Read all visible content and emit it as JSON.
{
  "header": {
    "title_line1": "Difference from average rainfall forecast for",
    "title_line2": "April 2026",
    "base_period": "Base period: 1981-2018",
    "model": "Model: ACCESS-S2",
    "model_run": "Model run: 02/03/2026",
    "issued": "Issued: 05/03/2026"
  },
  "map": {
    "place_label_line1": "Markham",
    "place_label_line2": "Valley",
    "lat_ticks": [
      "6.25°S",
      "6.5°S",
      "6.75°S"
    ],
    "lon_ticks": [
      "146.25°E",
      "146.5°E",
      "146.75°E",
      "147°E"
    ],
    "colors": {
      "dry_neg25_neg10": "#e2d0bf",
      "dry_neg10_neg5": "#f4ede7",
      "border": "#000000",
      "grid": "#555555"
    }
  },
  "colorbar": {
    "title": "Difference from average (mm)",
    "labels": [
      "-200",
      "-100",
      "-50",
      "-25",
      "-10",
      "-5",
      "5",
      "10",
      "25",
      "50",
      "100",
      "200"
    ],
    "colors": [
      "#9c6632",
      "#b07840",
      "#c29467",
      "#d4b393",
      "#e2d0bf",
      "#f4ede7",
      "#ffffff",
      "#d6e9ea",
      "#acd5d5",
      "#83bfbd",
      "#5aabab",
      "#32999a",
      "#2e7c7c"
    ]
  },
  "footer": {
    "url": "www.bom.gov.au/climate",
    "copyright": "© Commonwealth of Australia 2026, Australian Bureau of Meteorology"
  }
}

---

Go over the records above and tally the lines with the word "from" in them. Give the number alone.

Result for this exercise:
2